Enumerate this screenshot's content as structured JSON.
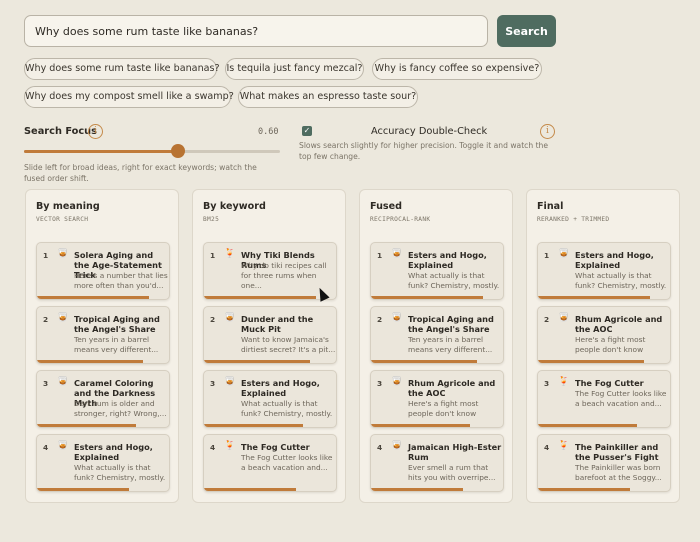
{
  "search": {
    "query": "Why does some rum taste like bananas?",
    "button_label": "Search"
  },
  "chips": [
    "Why does some rum taste like bananas?",
    "Is tequila just fancy mezcal?",
    "Why is fancy coffee so expensive?",
    "Why does my compost smell like a swamp?",
    "What makes an espresso taste sour?"
  ],
  "focus": {
    "label": "Search Focus",
    "value_text": "0.60",
    "value": 0.6,
    "help": "Slide left for broad ideas, right for exact keywords; watch the fused order shift."
  },
  "accuracy": {
    "label": "Accuracy Double-Check",
    "checked": true,
    "help": "Slows search slightly for higher precision. Toggle it and watch the top few change."
  },
  "columns": [
    {
      "title": "By meaning",
      "subtitle": "VECTOR SEARCH",
      "cards": [
        {
          "rank": "1",
          "icon": "rum-glass-icon",
          "title": "Solera Aging and the Age-Statement Trick",
          "snippet": "Here's a number that lies more often than you'd...",
          "score": 0.85
        },
        {
          "rank": "2",
          "icon": "rum-glass-icon",
          "title": "Tropical Aging and the Angel's Share",
          "snippet": "Ten years in a barrel means very different...",
          "score": 0.8
        },
        {
          "rank": "3",
          "icon": "rum-glass-icon",
          "title": "Caramel Coloring and the Darkness Myth",
          "snippet": "Dark rum is older and stronger, right? Wrong,...",
          "score": 0.75
        },
        {
          "rank": "4",
          "icon": "rum-glass-icon",
          "title": "Esters and Hogo, Explained",
          "snippet": "What actually is that funk? Chemistry, mostly. An...",
          "score": 0.7
        }
      ]
    },
    {
      "title": "By keyword",
      "subtitle": "BM25",
      "cards": [
        {
          "rank": "1",
          "icon": "tiki-cocktail-icon",
          "title": "Why Tiki Blends Rums",
          "snippet": "Why do tiki recipes call for three rums when one...",
          "score": 0.85
        },
        {
          "rank": "2",
          "icon": "rum-glass-icon",
          "title": "Dunder and the Muck Pit",
          "snippet": "Want to know Jamaica's dirtiest secret? It's a pit...",
          "score": 0.8
        },
        {
          "rank": "3",
          "icon": "rum-glass-icon",
          "title": "Esters and Hogo, Explained",
          "snippet": "What actually is that funk? Chemistry, mostly. An...",
          "score": 0.75
        },
        {
          "rank": "4",
          "icon": "tiki-cocktail-icon",
          "title": "The Fog Cutter",
          "snippet": "The Fog Cutter looks like a beach vacation and...",
          "score": 0.7
        }
      ]
    },
    {
      "title": "Fused",
      "subtitle": "RECIPROCAL-RANK",
      "cards": [
        {
          "rank": "1",
          "icon": "rum-glass-icon",
          "title": "Esters and Hogo, Explained",
          "snippet": "What actually is that funk? Chemistry, mostly. An...",
          "score": 0.85
        },
        {
          "rank": "2",
          "icon": "rum-glass-icon",
          "title": "Tropical Aging and the Angel's Share",
          "snippet": "Ten years in a barrel means very different...",
          "score": 0.8
        },
        {
          "rank": "3",
          "icon": "rum-glass-icon",
          "title": "Rhum Agricole and the AOC",
          "snippet": "Here's a fight most people don't know they're...",
          "score": 0.75
        },
        {
          "rank": "4",
          "icon": "rum-glass-icon",
          "title": "Jamaican High-Ester Rum",
          "snippet": "Ever smell a rum that hits you with overripe...",
          "score": 0.7
        }
      ]
    },
    {
      "title": "Final",
      "subtitle": "RERANKED + TRIMMED",
      "cards": [
        {
          "rank": "1",
          "icon": "rum-glass-icon",
          "title": "Esters and Hogo, Explained",
          "snippet": "What actually is that funk? Chemistry, mostly. An...",
          "score": 0.85
        },
        {
          "rank": "2",
          "icon": "rum-glass-icon",
          "title": "Rhum Agricole and the AOC",
          "snippet": "Here's a fight most people don't know they're...",
          "score": 0.8
        },
        {
          "rank": "3",
          "icon": "tiki-cocktail-icon",
          "title": "The Fog Cutter",
          "snippet": "The Fog Cutter looks like a beach vacation and...",
          "score": 0.75
        },
        {
          "rank": "4",
          "icon": "tiki-cocktail-icon",
          "title": "The Painkiller and the Pusser's Fight",
          "snippet": "The Painkiller was born barefoot at the Soggy...",
          "score": 0.7
        }
      ]
    }
  ]
}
- - -
**Task prompt**
Reproduce each line exactly as it appears, omitting the pictures.

**The solution**
Enumerate this screenshot's content as structured JSON.
{
  "search": {
    "query": "Why does some rum taste like bananas?",
    "button_label": "Search"
  },
  "chips": [
    "Why does some rum taste like bananas?",
    "Is tequila just fancy mezcal?",
    "Why is fancy coffee so expensive?",
    "Why does my compost smell like a swamp?",
    "What makes an espresso taste sour?"
  ],
  "focus": {
    "label": "Search Focus",
    "value_text": "0.60",
    "value": 0.6,
    "help": "Slide left for broad ideas, right for exact keywords; watch the fused order shift."
  },
  "accuracy": {
    "label": "Accuracy Double-Check",
    "checked": true,
    "help": "Slows search slightly for higher precision. Toggle it and watch the top few change."
  },
  "columns": [
    {
      "title": "By meaning",
      "subtitle": "VECTOR SEARCH",
      "cards": [
        {
          "rank": "1",
          "icon": "rum-glass-icon",
          "title": "Solera Aging and the Age-Statement Trick",
          "snippet": "Here's a number that lies more often than you'd...",
          "score": 0.85
        },
        {
          "rank": "2",
          "icon": "rum-glass-icon",
          "title": "Tropical Aging and the Angel's Share",
          "snippet": "Ten years in a barrel means very different...",
          "score": 0.8
        },
        {
          "rank": "3",
          "icon": "rum-glass-icon",
          "title": "Caramel Coloring and the Darkness Myth",
          "snippet": "Dark rum is older and stronger, right? Wrong,...",
          "score": 0.75
        },
        {
          "rank": "4",
          "icon": "rum-glass-icon",
          "title": "Esters and Hogo, Explained",
          "snippet": "What actually is that funk? Chemistry, mostly. An...",
          "score": 0.7
        }
      ]
    },
    {
      "title": "By keyword",
      "subtitle": "BM25",
      "cards": [
        {
          "rank": "1",
          "icon": "tiki-cocktail-icon",
          "title": "Why Tiki Blends Rums",
          "snippet": "Why do tiki recipes call for three rums when one...",
          "score": 0.85
        },
        {
          "rank": "2",
          "icon": "rum-glass-icon",
          "title": "Dunder and the Muck Pit",
          "snippet": "Want to know Jamaica's dirtiest secret? It's a pit...",
          "score": 0.8
        },
        {
          "rank": "3",
          "icon": "rum-glass-icon",
          "title": "Esters and Hogo, Explained",
          "snippet": "What actually is that funk? Chemistry, mostly. An...",
          "score": 0.75
        },
        {
          "rank": "4",
          "icon": "tiki-cocktail-icon",
          "title": "The Fog Cutter",
          "snippet": "The Fog Cutter looks like a beach vacation and...",
          "score": 0.7
        }
      ]
    },
    {
      "title": "Fused",
      "subtitle": "RECIPROCAL-RANK",
      "cards": [
        {
          "rank": "1",
          "icon": "rum-glass-icon",
          "title": "Esters and Hogo, Explained",
          "snippet": "What actually is that funk? Chemistry, mostly. An...",
          "score": 0.85
        },
        {
          "rank": "2",
          "icon": "rum-glass-icon",
          "title": "Tropical Aging and the Angel's Share",
          "snippet": "Ten years in a barrel means very different...",
          "score": 0.8
        },
        {
          "rank": "3",
          "icon": "rum-glass-icon",
          "title": "Rhum Agricole and the AOC",
          "snippet": "Here's a fight most people don't know they're...",
          "score": 0.75
        },
        {
          "rank": "4",
          "icon": "rum-glass-icon",
          "title": "Jamaican High-Ester Rum",
          "snippet": "Ever smell a rum that hits you with overripe...",
          "score": 0.7
        }
      ]
    },
    {
      "title": "Final",
      "subtitle": "RERANKED + TRIMMED",
      "cards": [
        {
          "rank": "1",
          "icon": "rum-glass-icon",
          "title": "Esters and Hogo, Explained",
          "snippet": "What actually is that funk? Chemistry, mostly. An...",
          "score": 0.85
        },
        {
          "rank": "2",
          "icon": "rum-glass-icon",
          "title": "Rhum Agricole and the AOC",
          "snippet": "Here's a fight most people don't know they're...",
          "score": 0.8
        },
        {
          "rank": "3",
          "icon": "tiki-cocktail-icon",
          "title": "The Fog Cutter",
          "snippet": "The Fog Cutter looks like a beach vacation and...",
          "score": 0.75
        },
        {
          "rank": "4",
          "icon": "tiki-cocktail-icon",
          "title": "The Painkiller and the Pusser's Fight",
          "snippet": "The Painkiller was born barefoot at the Soggy...",
          "score": 0.7
        }
      ]
    }
  ]
}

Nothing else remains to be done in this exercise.